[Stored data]
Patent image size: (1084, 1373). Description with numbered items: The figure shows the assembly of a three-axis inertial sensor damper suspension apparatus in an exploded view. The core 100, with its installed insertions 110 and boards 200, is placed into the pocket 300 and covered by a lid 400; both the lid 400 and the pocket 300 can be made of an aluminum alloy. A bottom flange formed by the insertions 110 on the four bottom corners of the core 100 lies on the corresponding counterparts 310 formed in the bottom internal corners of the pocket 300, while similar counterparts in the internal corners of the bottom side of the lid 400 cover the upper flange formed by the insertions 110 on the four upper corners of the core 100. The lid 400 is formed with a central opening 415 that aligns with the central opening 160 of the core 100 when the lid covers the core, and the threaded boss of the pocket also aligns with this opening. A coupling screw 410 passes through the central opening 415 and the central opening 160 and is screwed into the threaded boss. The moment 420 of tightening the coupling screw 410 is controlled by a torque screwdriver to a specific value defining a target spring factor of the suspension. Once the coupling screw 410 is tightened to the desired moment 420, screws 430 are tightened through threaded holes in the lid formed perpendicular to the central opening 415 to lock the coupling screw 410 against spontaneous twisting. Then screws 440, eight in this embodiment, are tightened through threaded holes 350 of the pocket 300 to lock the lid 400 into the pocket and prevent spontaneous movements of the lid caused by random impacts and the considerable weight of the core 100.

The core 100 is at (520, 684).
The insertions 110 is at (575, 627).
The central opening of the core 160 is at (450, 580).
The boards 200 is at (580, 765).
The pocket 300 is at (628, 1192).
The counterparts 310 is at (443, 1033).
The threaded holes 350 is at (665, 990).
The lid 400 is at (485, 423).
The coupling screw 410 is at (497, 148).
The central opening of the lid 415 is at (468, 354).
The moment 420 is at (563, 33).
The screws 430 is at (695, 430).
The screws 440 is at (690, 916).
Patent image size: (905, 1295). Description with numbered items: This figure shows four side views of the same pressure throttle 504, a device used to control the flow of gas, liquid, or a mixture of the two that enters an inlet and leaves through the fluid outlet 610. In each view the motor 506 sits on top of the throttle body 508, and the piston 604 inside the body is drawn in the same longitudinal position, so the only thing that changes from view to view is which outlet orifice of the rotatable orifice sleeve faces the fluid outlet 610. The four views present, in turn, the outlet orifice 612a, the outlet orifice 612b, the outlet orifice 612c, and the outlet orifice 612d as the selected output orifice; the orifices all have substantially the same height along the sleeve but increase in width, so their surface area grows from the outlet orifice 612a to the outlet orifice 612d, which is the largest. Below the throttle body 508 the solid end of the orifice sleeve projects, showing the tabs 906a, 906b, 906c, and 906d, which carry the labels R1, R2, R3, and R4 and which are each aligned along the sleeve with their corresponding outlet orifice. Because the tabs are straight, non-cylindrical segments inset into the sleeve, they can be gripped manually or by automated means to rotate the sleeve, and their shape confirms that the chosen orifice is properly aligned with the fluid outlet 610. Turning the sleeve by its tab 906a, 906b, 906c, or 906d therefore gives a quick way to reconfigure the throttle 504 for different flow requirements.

* Work instructions *
Print the material above verbatim, line by line, with no changes.

* Problem solution *
Patent image size: (1084, 1373). Description with numbered items: The figure shows the assembly of a three-axis inertial sensor damper suspension apparatus in an exploded view. The core 100, with its installed insertions 110 and boards 200, is placed into the pocket 300 and covered by a lid 400; both the lid 400 and the pocket 300 can be made of an aluminum alloy. A bottom flange formed by the insertions 110 on the four bottom corners of the core 100 lies on the corresponding counterparts 310 formed in the bottom internal corners of the pocket 300, while similar counterparts in the internal corners of the bottom side of the lid 400 cover the upper flange formed by the insertions 110 on the four upper corners of the core 100. The lid 400 is formed with a central opening 415 that aligns with the central opening 160 of the core 100 when the lid covers the core, and the threaded boss of the pocket also aligns with this opening. A coupling screw 410 passes through the central opening 415 and the central opening 160 and is screwed into the threaded boss. The moment 420 of tightening the coupling screw 410 is controlled by a torque screwdriver to a specific value defining a target spring factor of the suspension. Once the coupling screw 410 is tightened to the desired moment 420, screws 430 are tightened through threaded holes in the lid formed perpendicular to the central opening 415 to lock the coupling screw 410 against spontaneous twisting. Then screws 440, eight in this embodiment, are tightened through threaded holes 350 of the pocket 300 to lock the lid 400 into the pocket and prevent spontaneous movements of the lid caused by random impacts and the considerable weight of the core 100.

The core 100 is at (520, 684).
The insertions 110 is at (575, 627).
The central opening of the core 160 is at (450, 580).
The boards 200 is at (580, 765).
The pocket 300 is at (628, 1192).
The counterparts 310 is at (443, 1033).
The threaded holes 350 is at (665, 990).
The lid 400 is at (485, 423).
The coupling screw 410 is at (497, 148).
The central opening of the lid 415 is at (468, 354).
The moment 420 is at (563, 33).
The screws 430 is at (695, 430).
The screws 440 is at (690, 916).
Patent image size: (905, 1295). Description with numbered items: This figure shows four side views of the same pressure throttle 504, a device used to control the flow of gas, liquid, or a mixture of the two that enters an inlet and leaves through the fluid outlet 610. In each view the motor 506 sits on top of the throttle body 508, and the piston 604 inside the body is drawn in the same longitudinal position, so the only thing that changes from view to view is which outlet orifice of the rotatable orifice sleeve faces the fluid outlet 610. The four views present, in turn, the outlet orifice 612a, the outlet orifice 612b, the outlet orifice 612c, and the outlet orifice 612d as the selected output orifice; the orifices all have substantially the same height along the sleeve but increase in width, so their surface area grows from the outlet orifice 612a to the outlet orifice 612d, which is the largest. Below the throttle body 508 the solid end of the orifice sleeve projects, showing the tabs 906a, 906b, 906c, and 906d, which carry the labels R1, R2, R3, and R4 and which are each aligned along the sleeve with their corresponding outlet orifice. Because the tabs are straight, non-cylindrical segments inset into the sleeve, they can be gripped manually or by automated means to rotate the sleeve, and their shape confirms that the chosen orifice is properly aligned with the fluid outlet 610. Turning the sleeve by its tab 906a, 906b, 906c, or 906d therefore gives a quick way to reconfigure the throttle 504 for different flow requirements.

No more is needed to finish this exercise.